## Instruction
What you return should match every record exactly, with the images removed.

[Dataset entries]
========================================================================

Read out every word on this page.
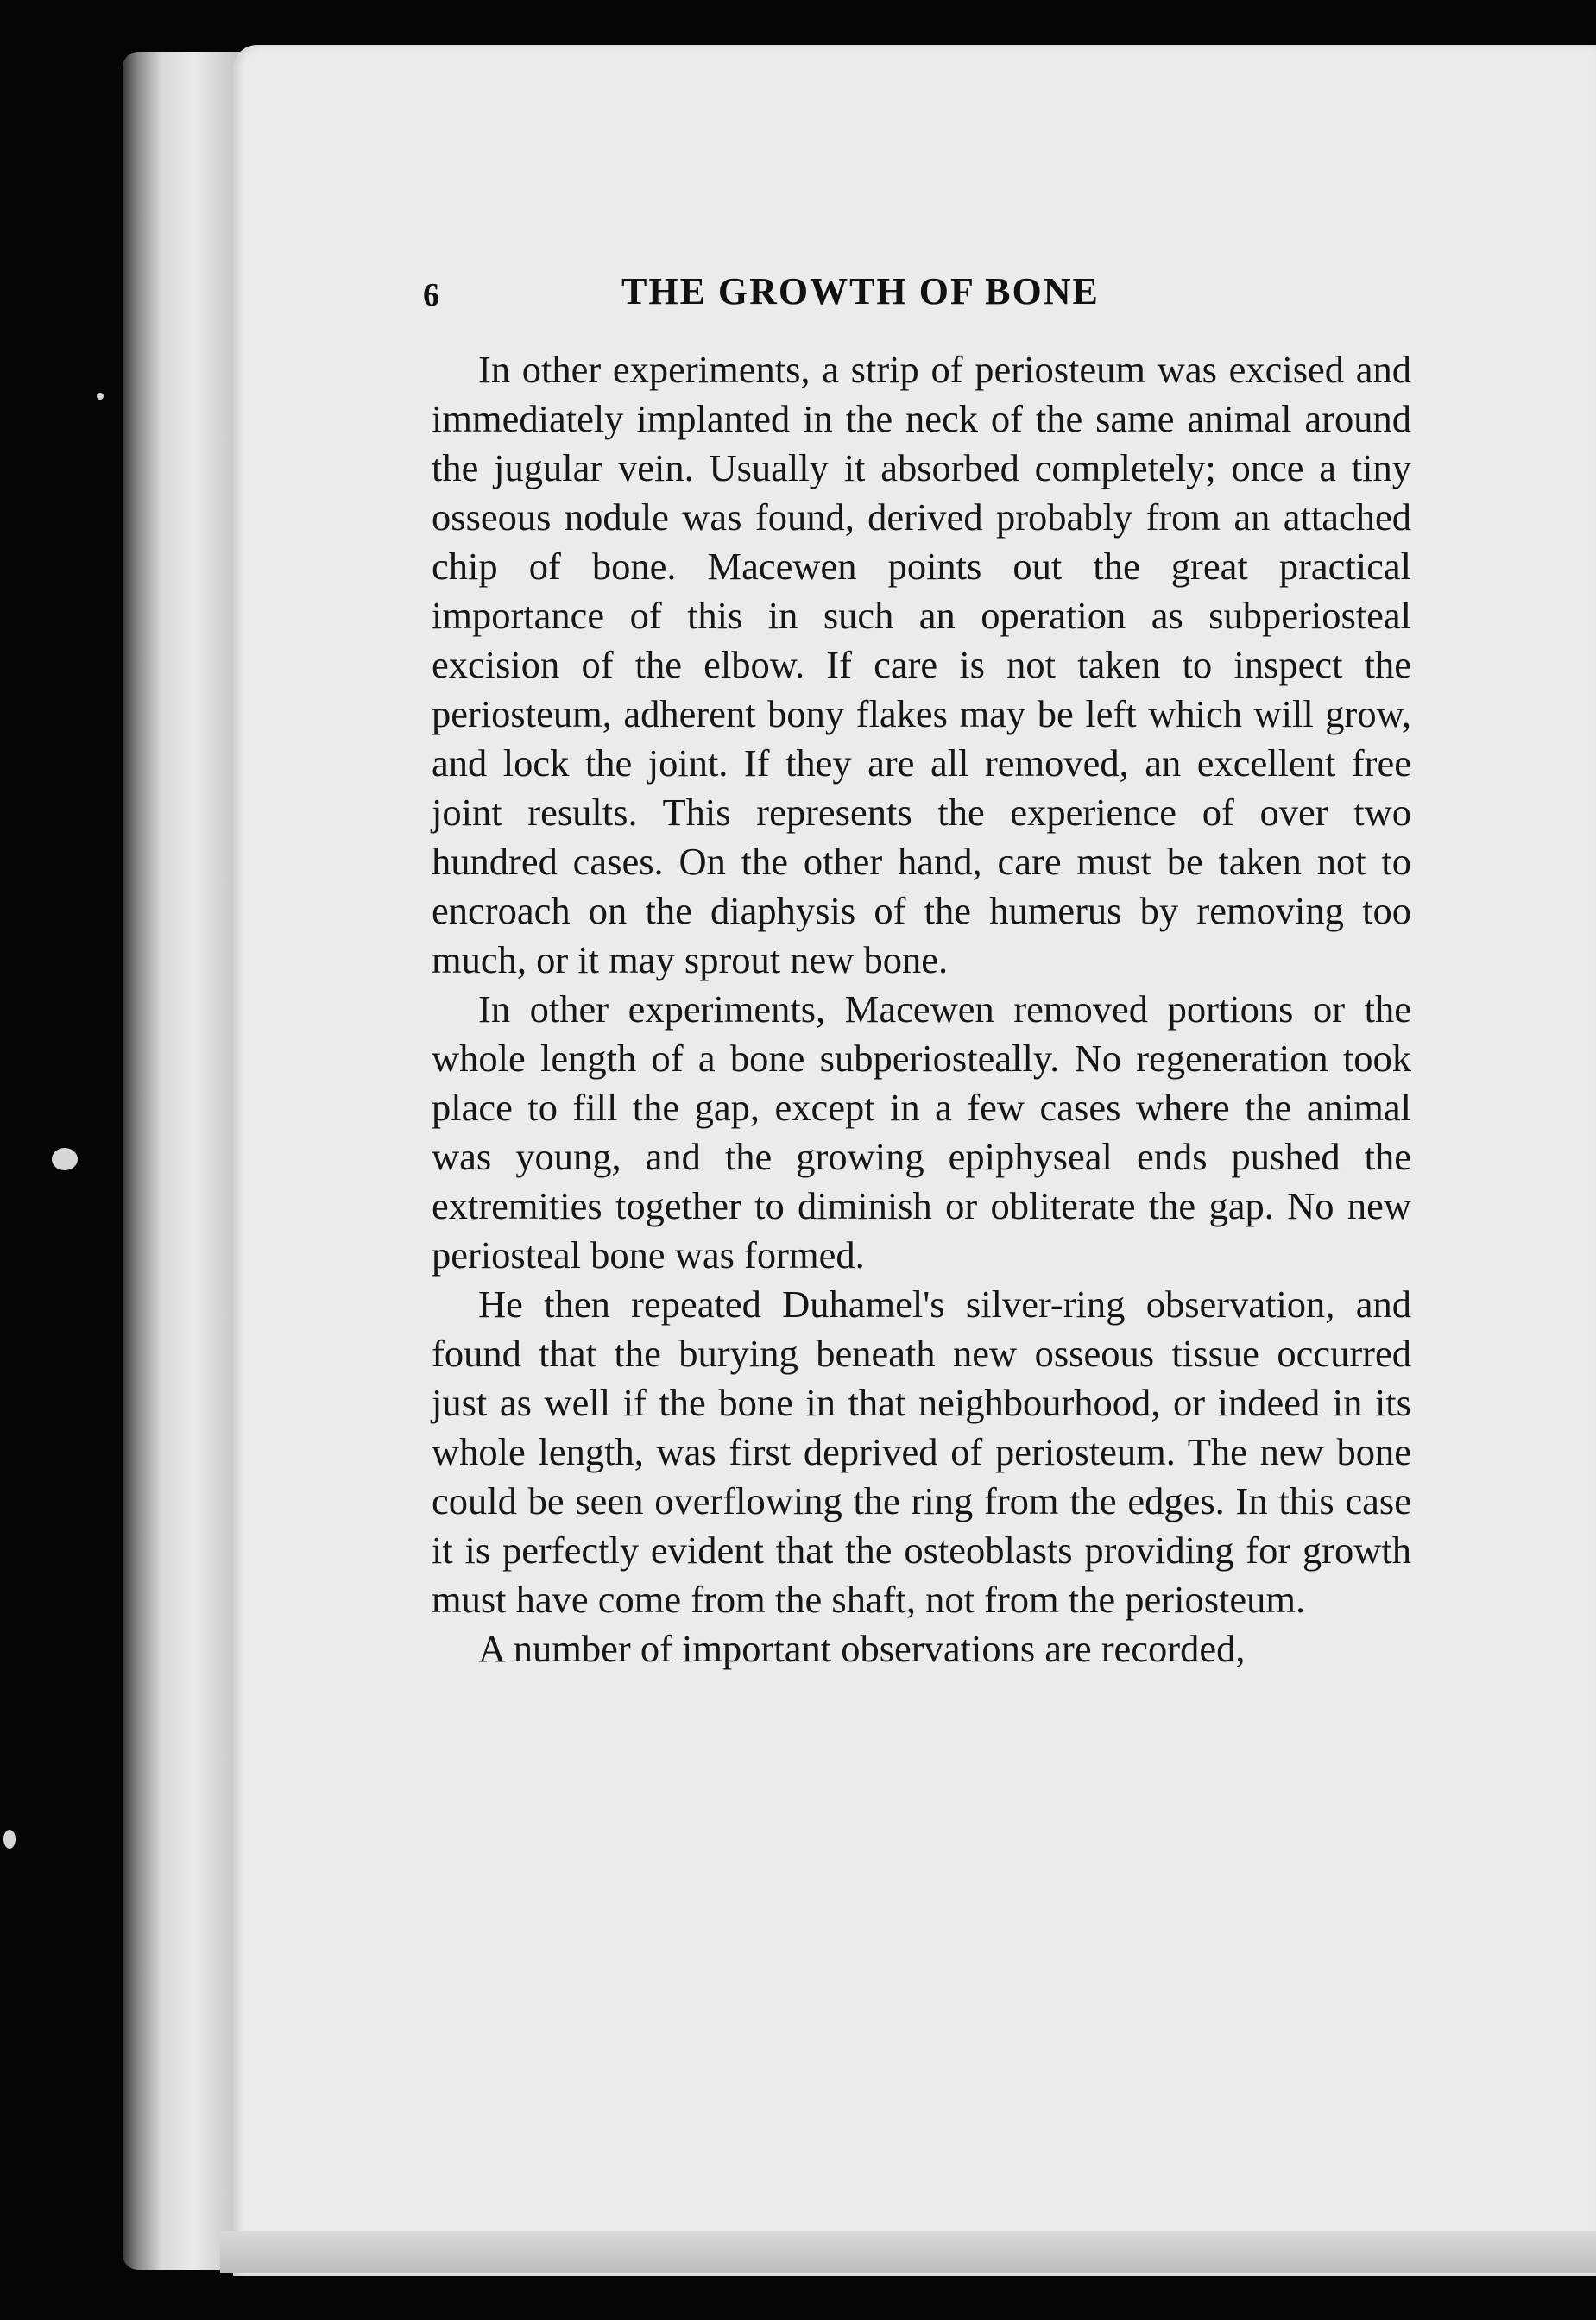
6	THE GROWTH OF BONE

In other experiments, a strip of periosteum was excised and immediately implanted in the neck of the same animal around the jugular vein. Usually it absorbed completely; once a tiny osseous nodule was found, derived probably from an attached chip of bone. Macewen points out the great practical importance of this in such an operation as subperiosteal excision of the elbow. If care is not taken to inspect the periosteum, adherent bony flakes may be left which will grow, and lock the joint. If they are all removed, an excellent free joint results. This represents the experience of over two hundred cases. On the other hand, care must be taken not to encroach on the diaphysis of the humerus by removing too much, or it may sprout new bone.

In other experiments, Macewen removed portions or the whole length of a bone subperiosteally. No regeneration took place to fill the gap, except in a few cases where the animal was young, and the growing epiphyseal ends pushed the extremities together to diminish or obliterate the gap. No new periosteal bone was formed.

He then repeated Duhamel's silver-ring observation, and found that the burying beneath new osseous tissue occurred just as well if the bone in that neighbourhood, or indeed in its whole length, was first deprived of periosteum. The new bone could be seen overflowing the ring from the edges. In this case it is perfectly evident that the osteoblasts providing for growth must have come from the shaft, not from the periosteum.

A number of important observations are recorded,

========================================================================

## Task response
Read out every word on this page.
6	THE GROWTH OF BONE

In other experiments, a strip of periosteum was excised and immediately implanted in the neck of the same animal around the jugular vein. Usually it absorbed completely; once a tiny osseous nodule was found, derived probably from an attached chip of bone. Macewen points out the great practical importance of this in such an operation as subperiosteal excision of the elbow. If care is not taken to inspect the periosteum, adherent bony flakes may be left which will grow, and lock the joint. If they are all removed, an excellent free joint results. This represents the experience of over two hundred cases. On the other hand, care must be taken not to encroach on the diaphysis of the humerus by removing too much, or it may sprout new bone.

In other experiments, Macewen removed portions or the whole length of a bone subperiosteally. No regeneration took place to fill the gap, except in a few cases where the animal was young, and the growing epiphyseal ends pushed the extremities together to diminish or obliterate the gap. No new periosteal bone was formed.

He then repeated Duhamel's silver-ring observation, and found that the burying beneath new osseous tissue occurred just as well if the bone in that neighbourhood, or indeed in its whole length, was first deprived of periosteum. The new bone could be seen overflowing the ring from the edges. In this case it is perfectly evident that the osteoblasts providing for growth must have come from the shaft, not from the periosteum.

A number of important observations are recorded,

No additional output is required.